======== PROVIDED RECORDS ========

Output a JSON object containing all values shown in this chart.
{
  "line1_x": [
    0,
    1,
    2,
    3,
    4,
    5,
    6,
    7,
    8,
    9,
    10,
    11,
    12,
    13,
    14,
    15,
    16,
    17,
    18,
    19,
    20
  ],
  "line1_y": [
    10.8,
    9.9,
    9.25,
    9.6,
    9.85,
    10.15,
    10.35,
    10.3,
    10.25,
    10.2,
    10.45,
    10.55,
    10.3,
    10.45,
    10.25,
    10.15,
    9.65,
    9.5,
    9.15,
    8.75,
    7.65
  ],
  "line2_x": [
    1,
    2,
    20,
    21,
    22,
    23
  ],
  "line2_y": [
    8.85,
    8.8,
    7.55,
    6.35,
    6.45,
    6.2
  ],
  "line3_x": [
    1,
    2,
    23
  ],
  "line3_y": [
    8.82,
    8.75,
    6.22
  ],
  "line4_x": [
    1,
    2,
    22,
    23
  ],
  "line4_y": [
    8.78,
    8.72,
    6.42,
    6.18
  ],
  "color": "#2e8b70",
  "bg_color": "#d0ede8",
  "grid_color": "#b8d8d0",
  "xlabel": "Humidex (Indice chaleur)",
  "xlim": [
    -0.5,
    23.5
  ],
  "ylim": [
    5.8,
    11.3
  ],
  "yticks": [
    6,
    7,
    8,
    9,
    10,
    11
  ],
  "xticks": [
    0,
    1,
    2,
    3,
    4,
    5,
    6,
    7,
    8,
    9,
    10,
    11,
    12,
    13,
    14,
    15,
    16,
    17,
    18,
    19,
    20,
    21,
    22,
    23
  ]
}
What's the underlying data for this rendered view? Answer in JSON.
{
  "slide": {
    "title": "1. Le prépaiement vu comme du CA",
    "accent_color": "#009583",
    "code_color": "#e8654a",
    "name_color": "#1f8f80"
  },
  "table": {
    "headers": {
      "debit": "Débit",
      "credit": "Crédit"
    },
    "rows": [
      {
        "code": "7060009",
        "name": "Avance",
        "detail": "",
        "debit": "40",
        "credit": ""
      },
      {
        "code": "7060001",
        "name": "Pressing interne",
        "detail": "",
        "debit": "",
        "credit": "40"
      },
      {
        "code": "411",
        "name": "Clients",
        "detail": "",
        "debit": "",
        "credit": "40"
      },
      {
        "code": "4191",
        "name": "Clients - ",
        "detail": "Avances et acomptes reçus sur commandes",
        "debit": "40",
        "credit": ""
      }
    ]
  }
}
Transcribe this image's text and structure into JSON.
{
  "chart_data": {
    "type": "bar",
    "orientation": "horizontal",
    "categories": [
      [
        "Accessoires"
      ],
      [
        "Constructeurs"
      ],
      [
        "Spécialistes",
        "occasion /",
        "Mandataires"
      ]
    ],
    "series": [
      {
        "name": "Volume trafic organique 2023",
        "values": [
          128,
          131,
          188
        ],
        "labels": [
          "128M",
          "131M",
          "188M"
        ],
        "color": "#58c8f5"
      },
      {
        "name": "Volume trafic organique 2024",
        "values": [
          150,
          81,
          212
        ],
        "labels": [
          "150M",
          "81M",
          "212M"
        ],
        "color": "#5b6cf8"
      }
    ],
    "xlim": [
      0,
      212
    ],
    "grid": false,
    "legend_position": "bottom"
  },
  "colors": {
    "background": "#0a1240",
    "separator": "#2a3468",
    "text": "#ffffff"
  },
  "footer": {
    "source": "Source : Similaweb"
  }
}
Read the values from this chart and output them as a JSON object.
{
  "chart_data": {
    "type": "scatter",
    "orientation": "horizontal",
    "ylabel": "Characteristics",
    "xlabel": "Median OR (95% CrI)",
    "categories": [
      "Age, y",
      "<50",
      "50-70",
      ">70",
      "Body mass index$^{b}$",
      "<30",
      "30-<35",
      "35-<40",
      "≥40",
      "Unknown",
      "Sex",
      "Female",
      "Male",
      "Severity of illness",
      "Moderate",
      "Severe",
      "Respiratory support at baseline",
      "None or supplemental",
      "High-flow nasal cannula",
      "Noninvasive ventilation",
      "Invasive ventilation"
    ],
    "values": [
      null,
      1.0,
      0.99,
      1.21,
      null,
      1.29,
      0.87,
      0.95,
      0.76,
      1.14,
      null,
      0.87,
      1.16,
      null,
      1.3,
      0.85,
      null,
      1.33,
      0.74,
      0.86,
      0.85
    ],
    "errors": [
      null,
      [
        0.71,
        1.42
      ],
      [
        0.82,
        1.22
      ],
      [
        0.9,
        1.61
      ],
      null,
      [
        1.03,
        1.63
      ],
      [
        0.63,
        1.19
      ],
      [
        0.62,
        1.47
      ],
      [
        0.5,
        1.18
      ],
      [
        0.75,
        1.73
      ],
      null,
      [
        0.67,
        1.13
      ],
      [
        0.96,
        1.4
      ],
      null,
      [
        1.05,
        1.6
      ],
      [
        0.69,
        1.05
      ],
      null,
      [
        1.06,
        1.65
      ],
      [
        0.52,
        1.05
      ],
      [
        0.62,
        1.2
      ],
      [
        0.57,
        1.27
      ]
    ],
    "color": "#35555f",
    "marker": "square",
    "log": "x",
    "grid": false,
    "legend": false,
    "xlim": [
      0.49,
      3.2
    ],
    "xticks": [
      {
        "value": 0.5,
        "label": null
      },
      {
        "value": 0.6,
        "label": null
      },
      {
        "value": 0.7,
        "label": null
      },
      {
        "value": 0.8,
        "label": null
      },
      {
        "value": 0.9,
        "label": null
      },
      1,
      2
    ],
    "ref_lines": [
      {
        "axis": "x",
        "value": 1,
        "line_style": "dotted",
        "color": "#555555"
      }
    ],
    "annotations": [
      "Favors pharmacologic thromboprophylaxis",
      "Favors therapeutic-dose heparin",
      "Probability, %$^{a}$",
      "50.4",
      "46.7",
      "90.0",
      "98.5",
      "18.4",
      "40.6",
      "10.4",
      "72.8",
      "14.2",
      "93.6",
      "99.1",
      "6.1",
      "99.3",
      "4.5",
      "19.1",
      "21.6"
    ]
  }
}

========

→ **WHAT IS BEING ASKED**
Could you reproduce every record above exactly as it appears?

→ **RESULT FOR THIS TASK**
Output a JSON object containing all values shown in this chart.
{
  "line1_x": [
    0,
    1,
    2,
    3,
    4,
    5,
    6,
    7,
    8,
    9,
    10,
    11,
    12,
    13,
    14,
    15,
    16,
    17,
    18,
    19,
    20
  ],
  "line1_y": [
    10.8,
    9.9,
    9.25,
    9.6,
    9.85,
    10.15,
    10.35,
    10.3,
    10.25,
    10.2,
    10.45,
    10.55,
    10.3,
    10.45,
    10.25,
    10.15,
    9.65,
    9.5,
    9.15,
    8.75,
    7.65
  ],
  "line2_x": [
    1,
    2,
    20,
    21,
    22,
    23
  ],
  "line2_y": [
    8.85,
    8.8,
    7.55,
    6.35,
    6.45,
    6.2
  ],
  "line3_x": [
    1,
    2,
    23
  ],
  "line3_y": [
    8.82,
    8.75,
    6.22
  ],
  "line4_x": [
    1,
    2,
    22,
    23
  ],
  "line4_y": [
    8.78,
    8.72,
    6.42,
    6.18
  ],
  "color": "#2e8b70",
  "bg_color": "#d0ede8",
  "grid_color": "#b8d8d0",
  "xlabel": "Humidex (Indice chaleur)",
  "xlim": [
    -0.5,
    23.5
  ],
  "ylim": [
    5.8,
    11.3
  ],
  "yticks": [
    6,
    7,
    8,
    9,
    10,
    11
  ],
  "xticks": [
    0,
    1,
    2,
    3,
    4,
    5,
    6,
    7,
    8,
    9,
    10,
    11,
    12,
    13,
    14,
    15,
    16,
    17,
    18,
    19,
    20,
    21,
    22,
    23
  ]
}
What's the underlying data for this rendered view? Answer in JSON.
{
  "slide": {
    "title": "1. Le prépaiement vu comme du CA",
    "accent_color": "#009583",
    "code_color": "#e8654a",
    "name_color": "#1f8f80"
  },
  "table": {
    "headers": {
      "debit": "Débit",
      "credit": "Crédit"
    },
    "rows": [
      {
        "code": "7060009",
        "name": "Avance",
        "detail": "",
        "debit": "40",
        "credit": ""
      },
      {
        "code": "7060001",
        "name": "Pressing interne",
        "detail": "",
        "debit": "",
        "credit": "40"
      },
      {
        "code": "411",
        "name": "Clients",
        "detail": "",
        "debit": "",
        "credit": "40"
      },
      {
        "code": "4191",
        "name": "Clients - ",
        "detail": "Avances et acomptes reçus sur commandes",
        "debit": "40",
        "credit": ""
      }
    ]
  }
}
Transcribe this image's text and structure into JSON.
{
  "chart_data": {
    "type": "bar",
    "orientation": "horizontal",
    "categories": [
      [
        "Accessoires"
      ],
      [
        "Constructeurs"
      ],
      [
        "Spécialistes",
        "occasion /",
        "Mandataires"
      ]
    ],
    "series": [
      {
        "name": "Volume trafic organique 2023",
        "values": [
          128,
          131,
          188
        ],
        "labels": [
          "128M",
          "131M",
          "188M"
        ],
        "color": "#58c8f5"
      },
      {
        "name": "Volume trafic organique 2024",
        "values": [
          150,
          81,
          212
        ],
        "labels": [
          "150M",
          "81M",
          "212M"
        ],
        "color": "#5b6cf8"
      }
    ],
    "xlim": [
      0,
      212
    ],
    "grid": false,
    "legend_position": "bottom"
  },
  "colors": {
    "background": "#0a1240",
    "separator": "#2a3468",
    "text": "#ffffff"
  },
  "footer": {
    "source": "Source : Similaweb"
  }
}
Read the values from this chart and output them as a JSON object.
{
  "chart_data": {
    "type": "scatter",
    "orientation": "horizontal",
    "ylabel": "Characteristics",
    "xlabel": "Median OR (95% CrI)",
    "categories": [
      "Age, y",
      "<50",
      "50-70",
      ">70",
      "Body mass index$^{b}$",
      "<30",
      "30-<35",
      "35-<40",
      "≥40",
      "Unknown",
      "Sex",
      "Female",
      "Male",
      "Severity of illness",
      "Moderate",
      "Severe",
      "Respiratory support at baseline",
      "None or supplemental",
      "High-flow nasal cannula",
      "Noninvasive ventilation",
      "Invasive ventilation"
    ],
    "values": [
      null,
      1.0,
      0.99,
      1.21,
      null,
      1.29,
      0.87,
      0.95,
      0.76,
      1.14,
      null,
      0.87,
      1.16,
      null,
      1.3,
      0.85,
      null,
      1.33,
      0.74,
      0.86,
      0.85
    ],
    "errors": [
      null,
      [
        0.71,
        1.42
      ],
      [
        0.82,
        1.22
      ],
      [
        0.9,
        1.61
      ],
      null,
      [
        1.03,
        1.63
      ],
      [
        0.63,
        1.19
      ],
      [
        0.62,
        1.47
      ],
      [
        0.5,
        1.18
      ],
      [
        0.75,
        1.73
      ],
      null,
      [
        0.67,
        1.13
      ],
      [
        0.96,
        1.4
      ],
      null,
      [
        1.05,
        1.6
      ],
      [
        0.69,
        1.05
      ],
      null,
      [
        1.06,
        1.65
      ],
      [
        0.52,
        1.05
      ],
      [
        0.62,
        1.2
      ],
      [
        0.57,
        1.27
      ]
    ],
    "color": "#35555f",
    "marker": "square",
    "log": "x",
    "grid": false,
    "legend": false,
    "xlim": [
      0.49,
      3.2
    ],
    "xticks": [
      {
        "value": 0.5,
        "label": null
      },
      {
        "value": 0.6,
        "label": null
      },
      {
        "value": 0.7,
        "label": null
      },
      {
        "value": 0.8,
        "label": null
      },
      {
        "value": 0.9,
        "label": null
      },
      1,
      2
    ],
    "ref_lines": [
      {
        "axis": "x",
        "value": 1,
        "line_style": "dotted",
        "color": "#555555"
      }
    ],
    "annotations": [
      "Favors pharmacologic thromboprophylaxis",
      "Favors therapeutic-dose heparin",
      "Probability, %$^{a}$",
      "50.4",
      "46.7",
      "90.0",
      "98.5",
      "18.4",
      "40.6",
      "10.4",
      "72.8",
      "14.2",
      "93.6",
      "99.1",
      "6.1",
      "99.3",
      "4.5",
      "19.1",
      "21.6"
    ]
  }
}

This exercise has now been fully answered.